8Como é, pois, que os ouvimos falar cada um na própria língua em que nascemos? 9Nós, partos, medos, e elamitas; e os que habitamos a Mesopotâmia, a Judéia e a Capadócia, o Ponto e a Ásia, 10a Frígia e a Panfília, o Egito e as partes da Líbia próximas a Cirene, e forasteiros romanos, tanto judeus como prosélitos, 11cretenses e árabes - ouvimo-los em nossas línguas, falar das grandezas de Deus. 12E todos pasmavam e estavam perplexos, dizendo uns aos outros: Que quer dizer isto? 13E outros, zombando, diziam: Estão cheios de vinho.

14Então Pedro, pondo-se em pé com os onze, levantou a voz e disse-lhes: Varões judeus e todos os que habitais em Jerusalém, seja-vos isto notório, e escutai as minhas palavras. 15Pois estes homens não estão embriagados, como vós pensais, visto que é apenas a terceira hora do dia.

16Mas isto é o que foi dito pelo profeta Joel:

17E acontecerá nos últimos dias, diz o Senhor, que derramarei do meu Espírito sobre toda a carne; e os vossos filhos e as vossas filhas profetizarão, os vossos mancebos terão visões, os vossos anciãos terão sonhos; 18e sobre os meus servos e sobre as minhas servas derramarei do meu Espírito naqueles dias, e eles profetizarão. 19E mostrarei prodígios em cima no céu; e sinais embaixo na terra, sangue, fogo e vapor de fumaça.

20O sol se converterá em trevas, e a lua em sangue, antes que venha o grande e glorioso dia do Senhor, 21e acontecerá que todo aquele que invocar o nome do Senhor será salvo.

22Varões israelitas, escutai estas palavras: A Jesus, o nazareno, varão aprovado por Deus entre vós com milagres, prodígios e sinais, que Deus por ele fez no meio de vós, como vós mesmos bem sabeis; 23a este, que foi entregue pelo determinado conselho e presciência de Deus, vós matastes, crucificando-o pelas mãos de iníquos; 24ao qual Deus ressuscitou, rompendo os grilhões da morte, pois não era possível que fosse retido por ela.

25Porque dele fala Davi: Sempre via diante de mim o Senhor, porque está à minha direita, para que eu não seja abalado; 26por isso se alegrou o meu coração, e a minha língua exultou; e, além disso, a minha carne há de repousar em esperança; 27pois não deixarás a minha alma no hades, nem permitirás que o teu Santo veja a corrupção; 28fizeste-me conhecer os caminhos da vida; encher-me-ás de alegria na tua presença.

29Irmãos, seja-me permitido dizer-vos livremente acerca do patriarca Davi, que ele morreu e foi sepultado, e entre nós está até hoje a sua sepultura. 30Sendo, pois, ele profeta, e sabendo que Deus lhe havia prometido com juramento que faria sentar sobre o seu trono um dos seus descendentes -.

31prevendo isto, Davi falou da ressurreição de Cristo, que a sua alma não foi deixada no hades, nem a sua carne viu a corrupção.

§ §

### EXERCÍCIOS
a: Responda às perguntas abaixo com base no trecho sobre o discurso de Pedro.
(i) O que diziam os que zombavam?
(ii) Que hora do dia era, segundo Pedro?
(iii) Que profeta Pedro cita?
b: Reproduza fielmente o trecho sobre o discurso de Pedro, com tudo o que vai de "22Varões israelitas, escutai" até "retido por ela.".

### AMOSTRA DE DADOS
§ §

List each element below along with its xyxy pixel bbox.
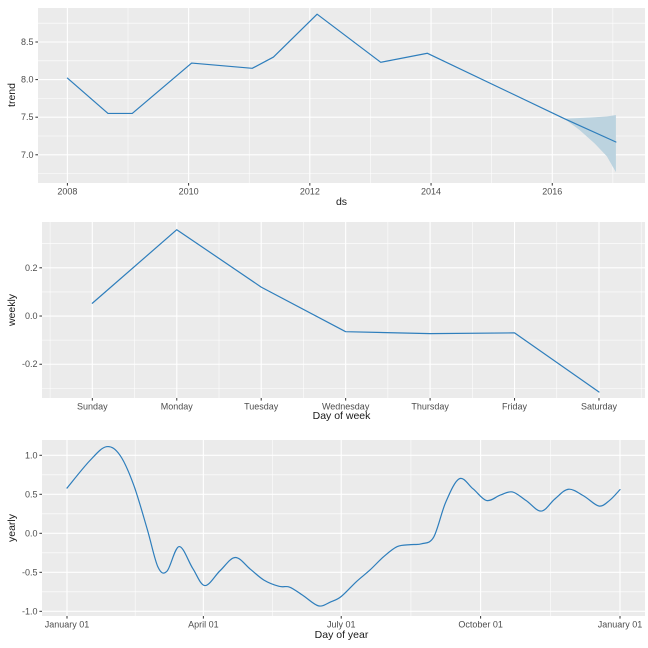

§ §

### RESPOSTAS
a:
(i) Diziam: "Estão cheios de vinho."
(ii) Era apenas a terceira hora do dia.
(iii) O profeta Joel.

b:
22Varões israelitas, escutai estas palavras: A Jesus, o nazareno, varão aprovado por Deus entre vós com milagres, prodígios e sinais, que Deus por ele fez no meio de vós, como vós mesmos bem sabeis; 23a este, que foi entregue pelo determinado conselho e presciência de Deus, vós matastes, crucificando-o pelas mãos de iníquos; 24ao qual Deus ressuscitou, rompendo os grilhões da morte, pois não era possível que fosse retido por ela.